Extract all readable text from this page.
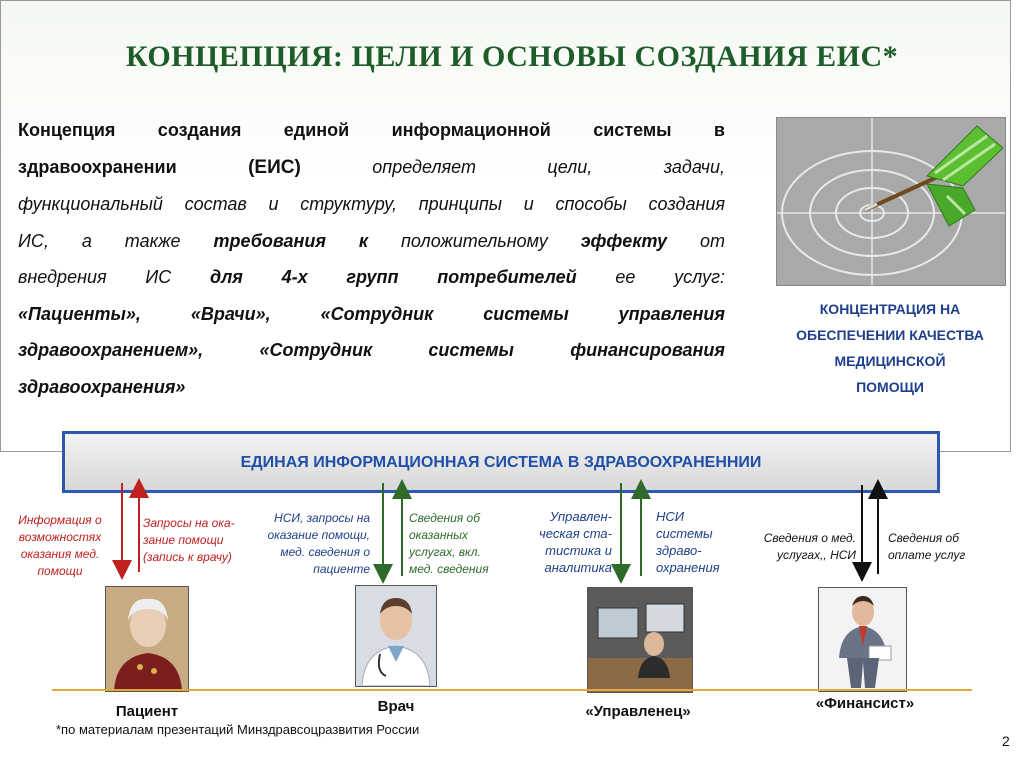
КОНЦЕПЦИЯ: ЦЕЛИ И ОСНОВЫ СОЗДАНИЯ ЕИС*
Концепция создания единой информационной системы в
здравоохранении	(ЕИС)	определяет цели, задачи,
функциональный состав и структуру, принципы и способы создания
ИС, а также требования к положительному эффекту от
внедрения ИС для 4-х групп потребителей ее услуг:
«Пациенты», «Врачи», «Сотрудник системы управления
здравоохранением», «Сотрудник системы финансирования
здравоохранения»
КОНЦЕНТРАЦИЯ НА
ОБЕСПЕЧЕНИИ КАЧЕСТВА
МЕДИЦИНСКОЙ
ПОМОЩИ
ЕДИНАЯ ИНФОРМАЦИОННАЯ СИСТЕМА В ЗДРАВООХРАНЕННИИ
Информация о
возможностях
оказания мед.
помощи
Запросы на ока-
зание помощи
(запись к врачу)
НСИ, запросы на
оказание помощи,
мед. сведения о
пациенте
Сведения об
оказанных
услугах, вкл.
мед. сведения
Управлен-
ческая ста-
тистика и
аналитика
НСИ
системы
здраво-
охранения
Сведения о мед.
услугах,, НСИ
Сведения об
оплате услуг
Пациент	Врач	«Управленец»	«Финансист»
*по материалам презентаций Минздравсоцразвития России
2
============
→ **What you should do**
Exclude the pictures, and transcribe all of the material exactly.

→ **Output below**
Extract all readable text from this page.
КОНЦЕПЦИЯ: ЦЕЛИ И ОСНОВЫ СОЗДАНИЯ ЕИС*
Концепция создания единой информационной системы в
здравоохранении	(ЕИС)	определяет цели, задачи,
функциональный состав и структуру, принципы и способы создания
ИС, а также требования к положительному эффекту от
внедрения ИС для 4-х групп потребителей ее услуг:
«Пациенты», «Врачи», «Сотрудник системы управления
здравоохранением», «Сотрудник системы финансирования
здравоохранения»
КОНЦЕНТРАЦИЯ НА
ОБЕСПЕЧЕНИИ КАЧЕСТВА
МЕДИЦИНСКОЙ
ПОМОЩИ
ЕДИНАЯ ИНФОРМАЦИОННАЯ СИСТЕМА В ЗДРАВООХРАНЕННИИ
Информация о
возможностях
оказания мед.
помощи
Запросы на ока-
зание помощи
(запись к врачу)
НСИ, запросы на
оказание помощи,
мед. сведения о
пациенте
Сведения об
оказанных
услугах, вкл.
мед. сведения
Управлен-
ческая ста-
тистика и
аналитика
НСИ
системы
здраво-
охранения
Сведения о мед.
услугах,, НСИ
Сведения об
оплате услуг
Пациент	Врач	«Управленец»	«Финансист»
*по материалам презентаций Минздравсоцразвития России
2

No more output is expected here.